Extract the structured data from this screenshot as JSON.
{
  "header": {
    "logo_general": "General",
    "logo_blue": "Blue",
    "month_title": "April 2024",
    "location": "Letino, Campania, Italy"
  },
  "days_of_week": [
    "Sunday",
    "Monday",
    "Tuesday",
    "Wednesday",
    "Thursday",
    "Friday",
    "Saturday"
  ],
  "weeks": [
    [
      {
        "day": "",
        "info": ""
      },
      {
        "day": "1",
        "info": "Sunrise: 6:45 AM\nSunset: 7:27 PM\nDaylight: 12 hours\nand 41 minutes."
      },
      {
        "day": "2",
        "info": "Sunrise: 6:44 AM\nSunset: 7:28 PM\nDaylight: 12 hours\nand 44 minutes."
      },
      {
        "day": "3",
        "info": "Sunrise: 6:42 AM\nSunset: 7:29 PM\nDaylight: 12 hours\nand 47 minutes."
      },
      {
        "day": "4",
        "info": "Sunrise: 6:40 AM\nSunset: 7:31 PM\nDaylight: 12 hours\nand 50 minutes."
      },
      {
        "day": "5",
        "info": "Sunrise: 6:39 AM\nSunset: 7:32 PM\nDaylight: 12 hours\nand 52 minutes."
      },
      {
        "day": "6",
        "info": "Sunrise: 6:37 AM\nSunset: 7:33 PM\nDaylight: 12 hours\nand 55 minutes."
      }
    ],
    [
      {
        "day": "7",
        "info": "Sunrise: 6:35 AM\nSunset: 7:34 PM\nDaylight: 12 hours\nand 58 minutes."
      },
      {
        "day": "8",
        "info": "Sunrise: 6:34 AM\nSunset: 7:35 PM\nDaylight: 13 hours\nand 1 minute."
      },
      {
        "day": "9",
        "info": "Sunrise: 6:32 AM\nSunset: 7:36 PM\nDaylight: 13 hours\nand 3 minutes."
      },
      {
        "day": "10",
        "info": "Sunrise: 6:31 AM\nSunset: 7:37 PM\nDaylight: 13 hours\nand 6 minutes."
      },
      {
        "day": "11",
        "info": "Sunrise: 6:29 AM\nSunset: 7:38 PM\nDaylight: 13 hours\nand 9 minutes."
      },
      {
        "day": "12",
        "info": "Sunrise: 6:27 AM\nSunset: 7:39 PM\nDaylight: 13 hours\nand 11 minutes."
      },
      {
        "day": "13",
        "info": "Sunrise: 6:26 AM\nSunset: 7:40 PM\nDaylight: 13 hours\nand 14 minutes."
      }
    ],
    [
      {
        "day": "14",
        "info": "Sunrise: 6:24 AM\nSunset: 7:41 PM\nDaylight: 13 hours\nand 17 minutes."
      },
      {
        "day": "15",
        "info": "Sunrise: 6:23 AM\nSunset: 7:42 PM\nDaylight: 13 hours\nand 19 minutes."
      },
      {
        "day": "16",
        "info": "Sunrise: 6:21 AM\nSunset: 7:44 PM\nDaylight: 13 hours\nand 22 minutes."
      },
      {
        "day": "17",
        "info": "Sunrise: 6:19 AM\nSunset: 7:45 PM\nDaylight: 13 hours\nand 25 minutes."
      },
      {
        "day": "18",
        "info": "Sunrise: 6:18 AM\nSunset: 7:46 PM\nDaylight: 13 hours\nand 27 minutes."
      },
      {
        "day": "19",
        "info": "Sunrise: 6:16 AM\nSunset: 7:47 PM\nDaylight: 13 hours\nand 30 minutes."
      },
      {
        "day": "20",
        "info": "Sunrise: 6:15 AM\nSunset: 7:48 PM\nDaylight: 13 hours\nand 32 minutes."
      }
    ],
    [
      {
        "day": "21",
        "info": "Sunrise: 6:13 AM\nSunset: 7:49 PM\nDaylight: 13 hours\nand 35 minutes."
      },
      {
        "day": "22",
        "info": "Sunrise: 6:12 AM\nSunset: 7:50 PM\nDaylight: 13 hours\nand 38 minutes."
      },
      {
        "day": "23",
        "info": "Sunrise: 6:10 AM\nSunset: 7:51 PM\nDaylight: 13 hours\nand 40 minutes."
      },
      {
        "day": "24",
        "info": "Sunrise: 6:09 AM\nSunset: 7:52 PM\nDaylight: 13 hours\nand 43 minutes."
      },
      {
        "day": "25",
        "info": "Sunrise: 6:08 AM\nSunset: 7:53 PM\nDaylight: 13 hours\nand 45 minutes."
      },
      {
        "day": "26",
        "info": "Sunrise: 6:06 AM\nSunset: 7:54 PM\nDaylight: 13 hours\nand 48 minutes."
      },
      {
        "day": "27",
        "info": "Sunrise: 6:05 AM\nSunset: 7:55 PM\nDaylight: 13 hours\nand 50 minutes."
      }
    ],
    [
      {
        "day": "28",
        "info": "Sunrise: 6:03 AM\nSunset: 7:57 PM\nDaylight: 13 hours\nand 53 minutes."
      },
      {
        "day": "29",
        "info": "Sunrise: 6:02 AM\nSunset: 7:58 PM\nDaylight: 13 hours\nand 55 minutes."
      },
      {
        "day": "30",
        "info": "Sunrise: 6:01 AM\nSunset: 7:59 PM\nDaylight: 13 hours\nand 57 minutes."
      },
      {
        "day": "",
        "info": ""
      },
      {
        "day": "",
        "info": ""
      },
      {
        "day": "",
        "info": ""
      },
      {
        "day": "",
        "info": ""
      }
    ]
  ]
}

= = = =

Word for word, extract all the records.

#### Result below:
Extract the structured data from this screenshot as JSON.
{
  "header": {
    "logo_general": "General",
    "logo_blue": "Blue",
    "month_title": "April 2024",
    "location": "Letino, Campania, Italy"
  },
  "days_of_week": [
    "Sunday",
    "Monday",
    "Tuesday",
    "Wednesday",
    "Thursday",
    "Friday",
    "Saturday"
  ],
  "weeks": [
    [
      {
        "day": "",
        "info": ""
      },
      {
        "day": "1",
        "info": "Sunrise: 6:45 AM\nSunset: 7:27 PM\nDaylight: 12 hours\nand 41 minutes."
      },
      {
        "day": "2",
        "info": "Sunrise: 6:44 AM\nSunset: 7:28 PM\nDaylight: 12 hours\nand 44 minutes."
      },
      {
        "day": "3",
        "info": "Sunrise: 6:42 AM\nSunset: 7:29 PM\nDaylight: 12 hours\nand 47 minutes."
      },
      {
        "day": "4",
        "info": "Sunrise: 6:40 AM\nSunset: 7:31 PM\nDaylight: 12 hours\nand 50 minutes."
      },
      {
        "day": "5",
        "info": "Sunrise: 6:39 AM\nSunset: 7:32 PM\nDaylight: 12 hours\nand 52 minutes."
      },
      {
        "day": "6",
        "info": "Sunrise: 6:37 AM\nSunset: 7:33 PM\nDaylight: 12 hours\nand 55 minutes."
      }
    ],
    [
      {
        "day": "7",
        "info": "Sunrise: 6:35 AM\nSunset: 7:34 PM\nDaylight: 12 hours\nand 58 minutes."
      },
      {
        "day": "8",
        "info": "Sunrise: 6:34 AM\nSunset: 7:35 PM\nDaylight: 13 hours\nand 1 minute."
      },
      {
        "day": "9",
        "info": "Sunrise: 6:32 AM\nSunset: 7:36 PM\nDaylight: 13 hours\nand 3 minutes."
      },
      {
        "day": "10",
        "info": "Sunrise: 6:31 AM\nSunset: 7:37 PM\nDaylight: 13 hours\nand 6 minutes."
      },
      {
        "day": "11",
        "info": "Sunrise: 6:29 AM\nSunset: 7:38 PM\nDaylight: 13 hours\nand 9 minutes."
      },
      {
        "day": "12",
        "info": "Sunrise: 6:27 AM\nSunset: 7:39 PM\nDaylight: 13 hours\nand 11 minutes."
      },
      {
        "day": "13",
        "info": "Sunrise: 6:26 AM\nSunset: 7:40 PM\nDaylight: 13 hours\nand 14 minutes."
      }
    ],
    [
      {
        "day": "14",
        "info": "Sunrise: 6:24 AM\nSunset: 7:41 PM\nDaylight: 13 hours\nand 17 minutes."
      },
      {
        "day": "15",
        "info": "Sunrise: 6:23 AM\nSunset: 7:42 PM\nDaylight: 13 hours\nand 19 minutes."
      },
      {
        "day": "16",
        "info": "Sunrise: 6:21 AM\nSunset: 7:44 PM\nDaylight: 13 hours\nand 22 minutes."
      },
      {
        "day": "17",
        "info": "Sunrise: 6:19 AM\nSunset: 7:45 PM\nDaylight: 13 hours\nand 25 minutes."
      },
      {
        "day": "18",
        "info": "Sunrise: 6:18 AM\nSunset: 7:46 PM\nDaylight: 13 hours\nand 27 minutes."
      },
      {
        "day": "19",
        "info": "Sunrise: 6:16 AM\nSunset: 7:47 PM\nDaylight: 13 hours\nand 30 minutes."
      },
      {
        "day": "20",
        "info": "Sunrise: 6:15 AM\nSunset: 7:48 PM\nDaylight: 13 hours\nand 32 minutes."
      }
    ],
    [
      {
        "day": "21",
        "info": "Sunrise: 6:13 AM\nSunset: 7:49 PM\nDaylight: 13 hours\nand 35 minutes."
      },
      {
        "day": "22",
        "info": "Sunrise: 6:12 AM\nSunset: 7:50 PM\nDaylight: 13 hours\nand 38 minutes."
      },
      {
        "day": "23",
        "info": "Sunrise: 6:10 AM\nSunset: 7:51 PM\nDaylight: 13 hours\nand 40 minutes."
      },
      {
        "day": "24",
        "info": "Sunrise: 6:09 AM\nSunset: 7:52 PM\nDaylight: 13 hours\nand 43 minutes."
      },
      {
        "day": "25",
        "info": "Sunrise: 6:08 AM\nSunset: 7:53 PM\nDaylight: 13 hours\nand 45 minutes."
      },
      {
        "day": "26",
        "info": "Sunrise: 6:06 AM\nSunset: 7:54 PM\nDaylight: 13 hours\nand 48 minutes."
      },
      {
        "day": "27",
        "info": "Sunrise: 6:05 AM\nSunset: 7:55 PM\nDaylight: 13 hours\nand 50 minutes."
      }
    ],
    [
      {
        "day": "28",
        "info": "Sunrise: 6:03 AM\nSunset: 7:57 PM\nDaylight: 13 hours\nand 53 minutes."
      },
      {
        "day": "29",
        "info": "Sunrise: 6:02 AM\nSunset: 7:58 PM\nDaylight: 13 hours\nand 55 minutes."
      },
      {
        "day": "30",
        "info": "Sunrise: 6:01 AM\nSunset: 7:59 PM\nDaylight: 13 hours\nand 57 minutes."
      },
      {
        "day": "",
        "info": ""
      },
      {
        "day": "",
        "info": ""
      },
      {
        "day": "",
        "info": ""
      },
      {
        "day": "",
        "info": ""
      }
    ]
  ]
}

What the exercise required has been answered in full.